Copy each line of the data below exactly, leaving out pictures.

start RECORDS FOR THE TASK

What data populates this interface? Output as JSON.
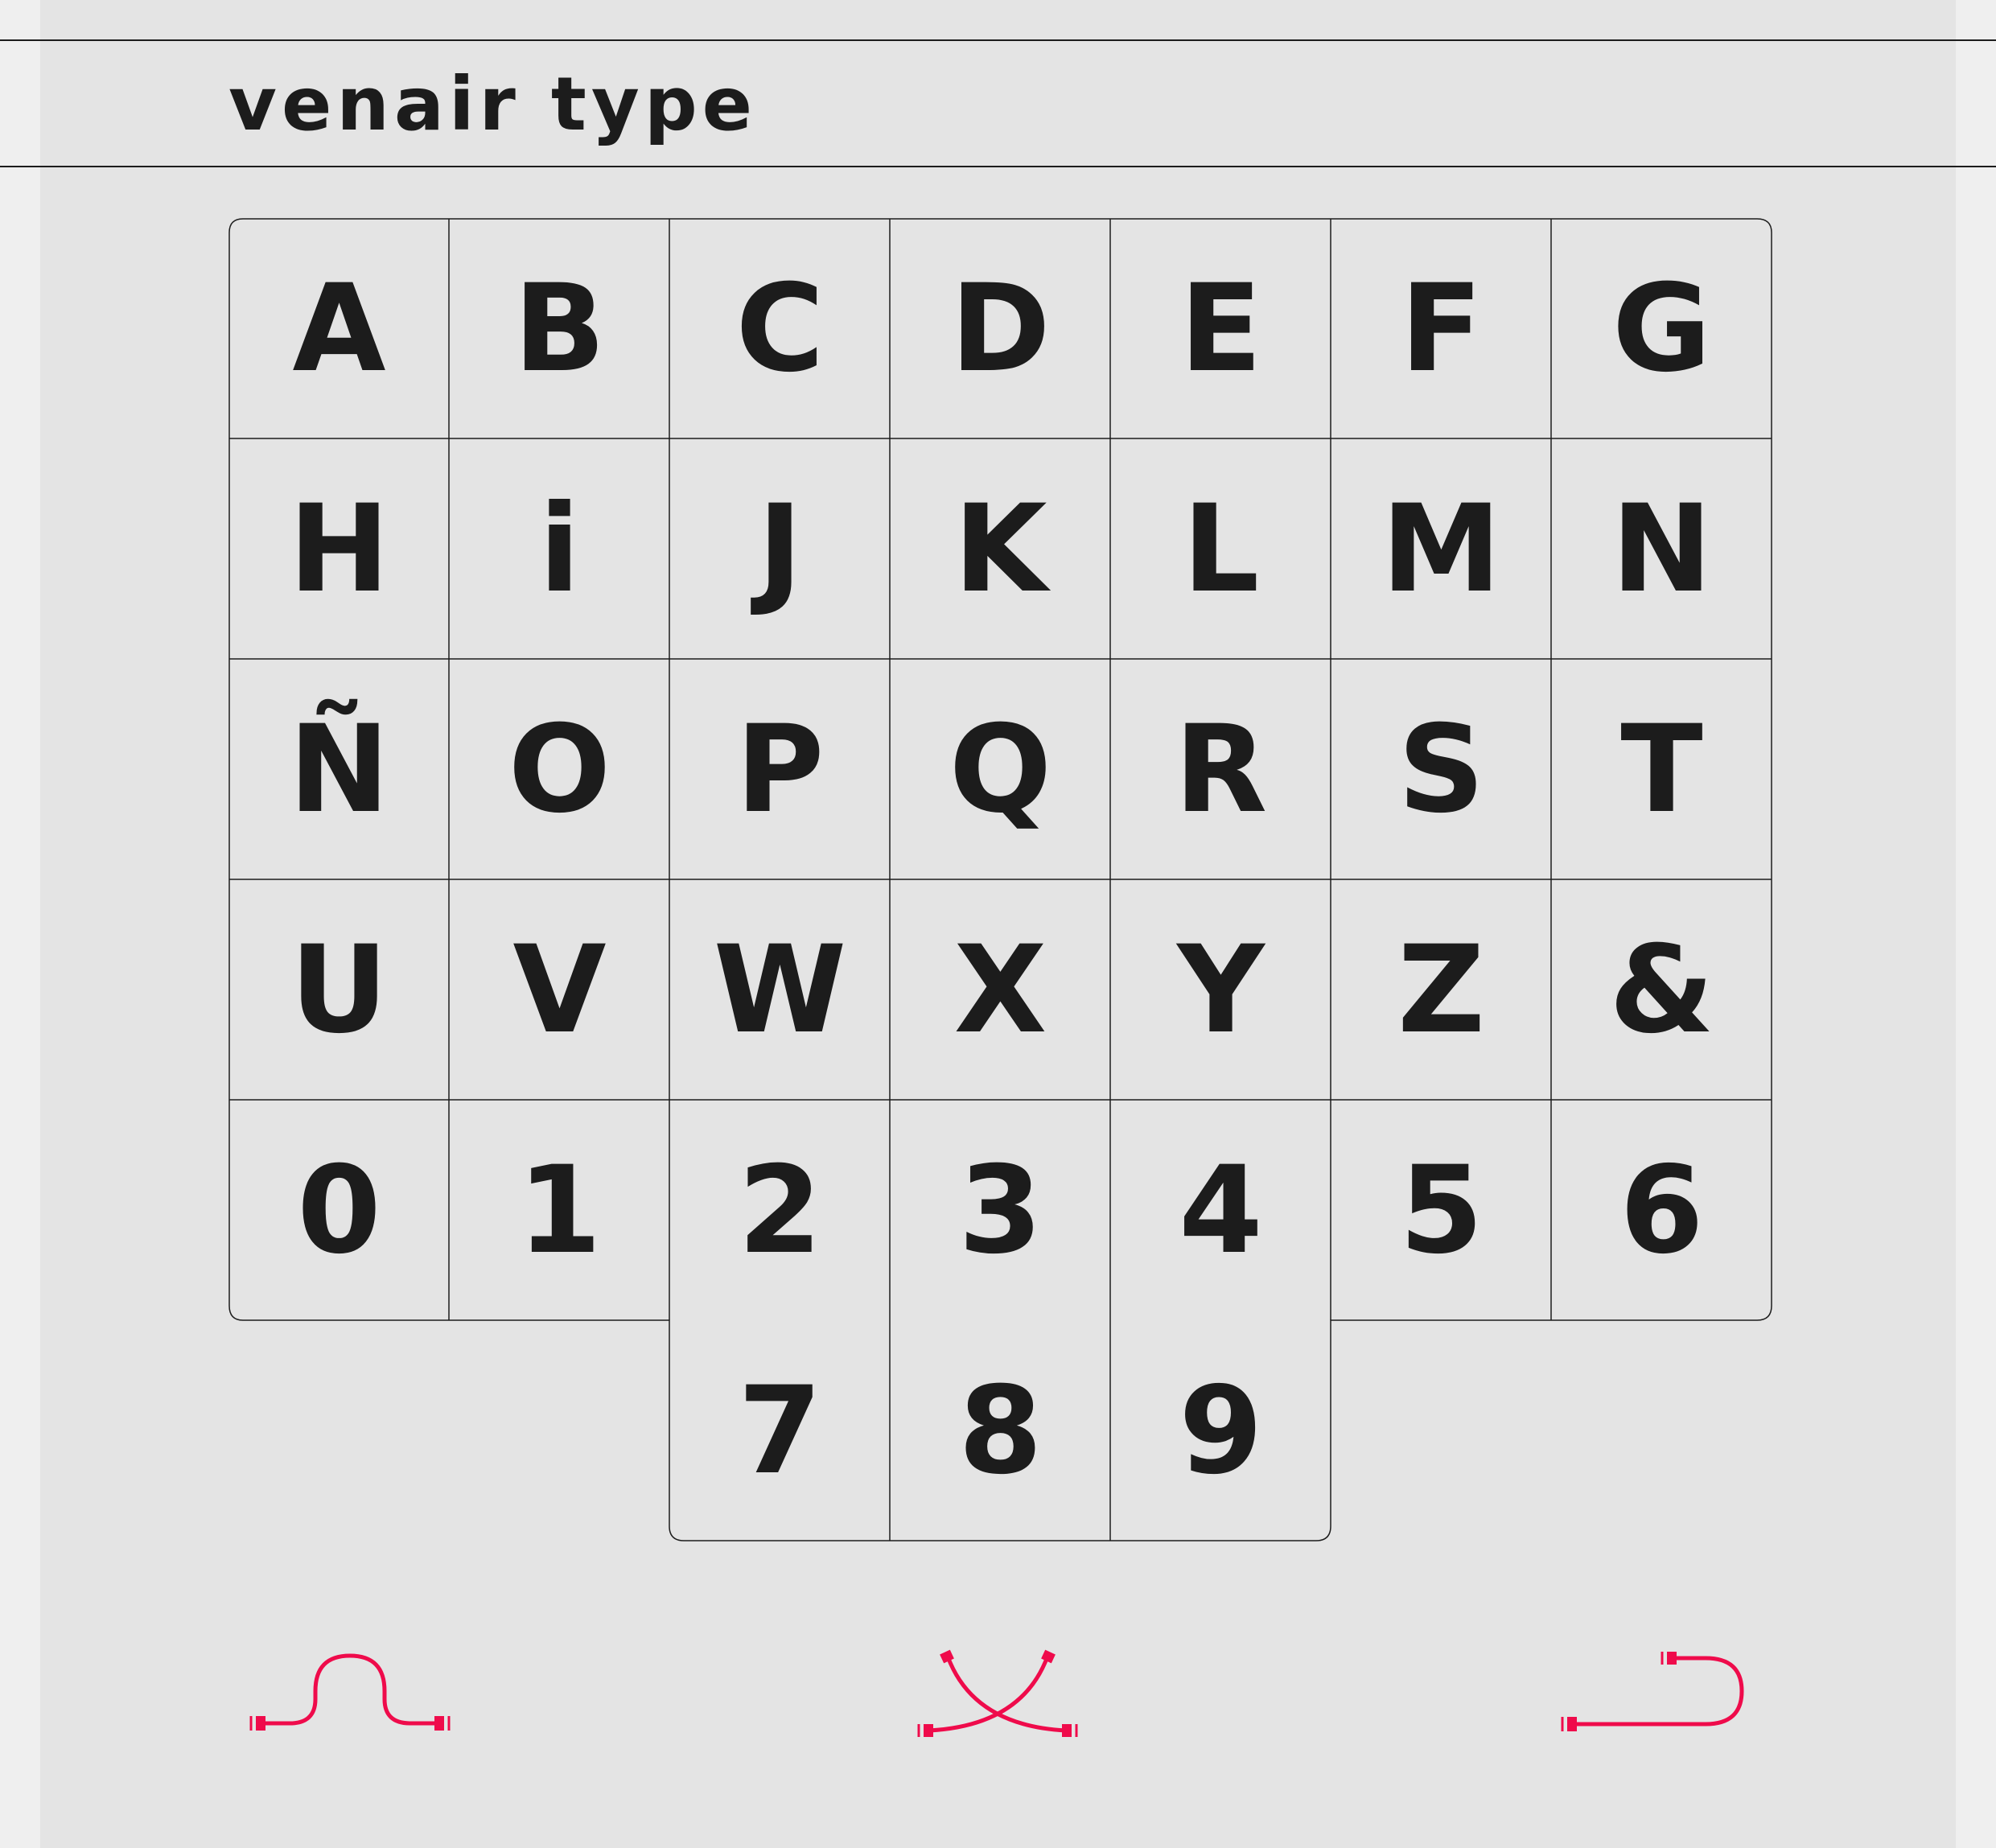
{
  "title": "VenAir TYPE",
  "glyphs": [
    [
      "A",
      "B",
      "C",
      "D",
      "E",
      "F",
      "G"
    ],
    [
      "H",
      "i",
      "J",
      "K",
      "L",
      "M",
      "N"
    ],
    [
      "Ñ",
      "O",
      "P",
      "Q",
      "R",
      "S",
      "T"
    ],
    [
      "U",
      "V",
      "W",
      "X",
      "Y",
      "Z",
      "&"
    ],
    [
      "0",
      "1",
      "2",
      "3",
      "4",
      "5",
      "6"
    ],
    [
      "",
      "",
      "7",
      "8",
      "9",
      "",
      ""
    ]
  ],
  "accent_color": "#ef0b4b",
  "ink_color": "#1c1c1c",
  "tools": [
    "wave-curve-icon",
    "crossed-curves-icon",
    "hook-curve-icon"
  ]
}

end RECORDS FOR THE TASK

## RESULT OF THE EXERCISE
What data populates this interface? Output as JSON.
{
  "title": "VenAir TYPE",
  "glyphs": [
    [
      "A",
      "B",
      "C",
      "D",
      "E",
      "F",
      "G"
    ],
    [
      "H",
      "i",
      "J",
      "K",
      "L",
      "M",
      "N"
    ],
    [
      "Ñ",
      "O",
      "P",
      "Q",
      "R",
      "S",
      "T"
    ],
    [
      "U",
      "V",
      "W",
      "X",
      "Y",
      "Z",
      "&"
    ],
    [
      "0",
      "1",
      "2",
      "3",
      "4",
      "5",
      "6"
    ],
    [
      "",
      "",
      "7",
      "8",
      "9",
      "",
      ""
    ]
  ],
  "accent_color": "#ef0b4b",
  "ink_color": "#1c1c1c",
  "tools": [
    "wave-curve-icon",
    "crossed-curves-icon",
    "hook-curve-icon"
  ]
}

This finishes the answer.